INPUT ROWS >>
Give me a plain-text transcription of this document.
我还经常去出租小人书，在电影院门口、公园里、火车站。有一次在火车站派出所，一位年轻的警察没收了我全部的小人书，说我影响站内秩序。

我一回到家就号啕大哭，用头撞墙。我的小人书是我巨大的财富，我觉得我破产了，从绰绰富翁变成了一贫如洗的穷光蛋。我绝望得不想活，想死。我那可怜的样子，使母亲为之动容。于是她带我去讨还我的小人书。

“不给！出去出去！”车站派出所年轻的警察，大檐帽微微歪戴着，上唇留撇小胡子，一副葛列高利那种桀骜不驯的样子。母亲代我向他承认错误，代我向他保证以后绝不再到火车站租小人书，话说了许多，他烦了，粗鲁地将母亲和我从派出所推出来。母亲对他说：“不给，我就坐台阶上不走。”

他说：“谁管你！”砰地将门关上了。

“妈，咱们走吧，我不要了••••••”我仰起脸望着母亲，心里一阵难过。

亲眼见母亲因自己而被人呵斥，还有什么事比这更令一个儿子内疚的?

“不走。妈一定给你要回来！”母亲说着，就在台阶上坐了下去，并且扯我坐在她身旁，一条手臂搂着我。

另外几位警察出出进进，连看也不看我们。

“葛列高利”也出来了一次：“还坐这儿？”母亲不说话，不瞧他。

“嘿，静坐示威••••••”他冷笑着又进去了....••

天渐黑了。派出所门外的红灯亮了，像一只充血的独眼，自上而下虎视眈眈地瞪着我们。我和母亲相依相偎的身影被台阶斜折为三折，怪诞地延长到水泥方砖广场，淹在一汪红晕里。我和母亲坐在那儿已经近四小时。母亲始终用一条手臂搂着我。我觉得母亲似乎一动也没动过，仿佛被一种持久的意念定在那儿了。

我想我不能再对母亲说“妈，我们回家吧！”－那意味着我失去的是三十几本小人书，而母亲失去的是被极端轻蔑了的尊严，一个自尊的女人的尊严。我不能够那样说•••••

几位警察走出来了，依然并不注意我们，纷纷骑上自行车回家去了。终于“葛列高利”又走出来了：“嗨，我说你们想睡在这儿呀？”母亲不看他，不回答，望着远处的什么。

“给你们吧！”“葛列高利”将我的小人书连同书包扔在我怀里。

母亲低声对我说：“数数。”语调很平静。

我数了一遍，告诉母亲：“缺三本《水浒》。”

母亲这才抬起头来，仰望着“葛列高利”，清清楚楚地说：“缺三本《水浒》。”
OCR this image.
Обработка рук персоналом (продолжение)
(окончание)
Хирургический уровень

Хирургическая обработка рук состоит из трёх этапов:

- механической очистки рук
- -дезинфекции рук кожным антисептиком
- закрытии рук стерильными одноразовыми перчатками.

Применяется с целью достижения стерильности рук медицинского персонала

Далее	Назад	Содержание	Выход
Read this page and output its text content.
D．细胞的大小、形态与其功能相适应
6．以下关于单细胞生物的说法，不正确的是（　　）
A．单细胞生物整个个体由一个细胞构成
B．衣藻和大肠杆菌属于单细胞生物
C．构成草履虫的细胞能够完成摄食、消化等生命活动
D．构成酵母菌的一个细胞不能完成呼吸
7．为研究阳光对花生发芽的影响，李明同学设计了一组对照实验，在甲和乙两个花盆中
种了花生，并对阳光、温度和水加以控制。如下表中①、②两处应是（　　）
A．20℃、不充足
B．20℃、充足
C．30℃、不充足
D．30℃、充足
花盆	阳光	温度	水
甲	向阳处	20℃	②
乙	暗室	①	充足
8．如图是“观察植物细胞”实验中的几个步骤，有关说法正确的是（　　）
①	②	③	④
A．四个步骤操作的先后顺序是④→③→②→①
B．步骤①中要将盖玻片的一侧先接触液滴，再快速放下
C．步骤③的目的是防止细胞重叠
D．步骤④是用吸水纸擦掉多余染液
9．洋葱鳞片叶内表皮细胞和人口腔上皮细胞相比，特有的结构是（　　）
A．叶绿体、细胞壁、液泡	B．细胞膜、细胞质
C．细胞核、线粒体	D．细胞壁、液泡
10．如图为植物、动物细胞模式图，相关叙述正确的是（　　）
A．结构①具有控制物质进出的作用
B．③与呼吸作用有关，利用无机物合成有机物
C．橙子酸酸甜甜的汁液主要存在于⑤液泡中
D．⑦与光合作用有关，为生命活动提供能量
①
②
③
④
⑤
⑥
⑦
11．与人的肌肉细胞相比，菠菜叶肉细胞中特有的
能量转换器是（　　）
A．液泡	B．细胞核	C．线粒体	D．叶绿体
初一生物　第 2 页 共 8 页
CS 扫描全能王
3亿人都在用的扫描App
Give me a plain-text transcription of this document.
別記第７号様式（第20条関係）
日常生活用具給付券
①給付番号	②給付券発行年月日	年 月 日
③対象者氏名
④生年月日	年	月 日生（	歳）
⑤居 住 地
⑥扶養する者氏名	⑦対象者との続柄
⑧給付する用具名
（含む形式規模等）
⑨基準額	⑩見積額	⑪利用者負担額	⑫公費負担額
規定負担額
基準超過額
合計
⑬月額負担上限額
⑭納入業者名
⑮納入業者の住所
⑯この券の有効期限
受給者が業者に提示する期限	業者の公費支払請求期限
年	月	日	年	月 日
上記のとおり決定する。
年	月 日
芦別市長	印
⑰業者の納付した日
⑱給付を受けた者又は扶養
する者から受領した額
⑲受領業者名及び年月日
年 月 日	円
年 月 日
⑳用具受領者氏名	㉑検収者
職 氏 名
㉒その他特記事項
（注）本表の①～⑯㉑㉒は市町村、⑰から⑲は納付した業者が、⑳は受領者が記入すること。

DESCRIPTION OF THE TASK >>
The line containing "OCR this image." and every line after it, through the end of the records, should be repeated exactly and alone.

WRITTEN RESPONSE >>
OCR this image.
Обработка рук персоналом (продолжение)
(окончание)
Хирургический уровень

Хирургическая обработка рук состоит из трёх этапов:

- механической очистки рук
- -дезинфекции рук кожным антисептиком
- закрытии рук стерильными одноразовыми перчатками.

Применяется с целью достижения стерильности рук медицинского персонала

Далее	Назад	Содержание	Выход
Read this page and output its text content.
D．细胞的大小、形态与其功能相适应
6．以下关于单细胞生物的说法，不正确的是（　　）
A．单细胞生物整个个体由一个细胞构成
B．衣藻和大肠杆菌属于单细胞生物
C．构成草履虫的细胞能够完成摄食、消化等生命活动
D．构成酵母菌的一个细胞不能完成呼吸
7．为研究阳光对花生发芽的影响，李明同学设计了一组对照实验，在甲和乙两个花盆中
种了花生，并对阳光、温度和水加以控制。如下表中①、②两处应是（　　）
A．20℃、不充足
B．20℃、充足
C．30℃、不充足
D．30℃、充足
花盆	阳光	温度	水
甲	向阳处	20℃	②
乙	暗室	①	充足
8．如图是“观察植物细胞”实验中的几个步骤，有关说法正确的是（　　）
①	②	③	④
A．四个步骤操作的先后顺序是④→③→②→①
B．步骤①中要将盖玻片的一侧先接触液滴，再快速放下
C．步骤③的目的是防止细胞重叠
D．步骤④是用吸水纸擦掉多余染液
9．洋葱鳞片叶内表皮细胞和人口腔上皮细胞相比，特有的结构是（　　）
A．叶绿体、细胞壁、液泡	B．细胞膜、细胞质
C．细胞核、线粒体	D．细胞壁、液泡
10．如图为植物、动物细胞模式图，相关叙述正确的是（　　）
A．结构①具有控制物质进出的作用
B．③与呼吸作用有关，利用无机物合成有机物
C．橙子酸酸甜甜的汁液主要存在于⑤液泡中
D．⑦与光合作用有关，为生命活动提供能量
①
②
③
④
⑤
⑥
⑦
11．与人的肌肉细胞相比，菠菜叶肉细胞中特有的
能量转换器是（　　）
A．液泡	B．细胞核	C．线粒体	D．叶绿体
初一生物　第 2 页 共 8 页
CS 扫描全能王
3亿人都在用的扫描App
Give me a plain-text transcription of this document.
別記第７号様式（第20条関係）
日常生活用具給付券
①給付番号	②給付券発行年月日	年 月 日
③対象者氏名
④生年月日	年	月 日生（	歳）
⑤居 住 地
⑥扶養する者氏名	⑦対象者との続柄
⑧給付する用具名
（含む形式規模等）
⑨基準額	⑩見積額	⑪利用者負担額	⑫公費負担額
規定負担額
基準超過額
合計
⑬月額負担上限額
⑭納入業者名
⑮納入業者の住所
⑯この券の有効期限
受給者が業者に提示する期限	業者の公費支払請求期限
年	月	日	年	月 日
上記のとおり決定する。
年	月 日
芦別市長	印
⑰業者の納付した日
⑱給付を受けた者又は扶養
する者から受領した額
⑲受領業者名及び年月日
年 月 日	円
年 月 日
⑳用具受領者氏名	㉑検収者
職 氏 名
㉒その他特記事項
（注）本表の①～⑯㉑㉒は市町村、⑰から⑲は納付した業者が、⑳は受領者が記入すること。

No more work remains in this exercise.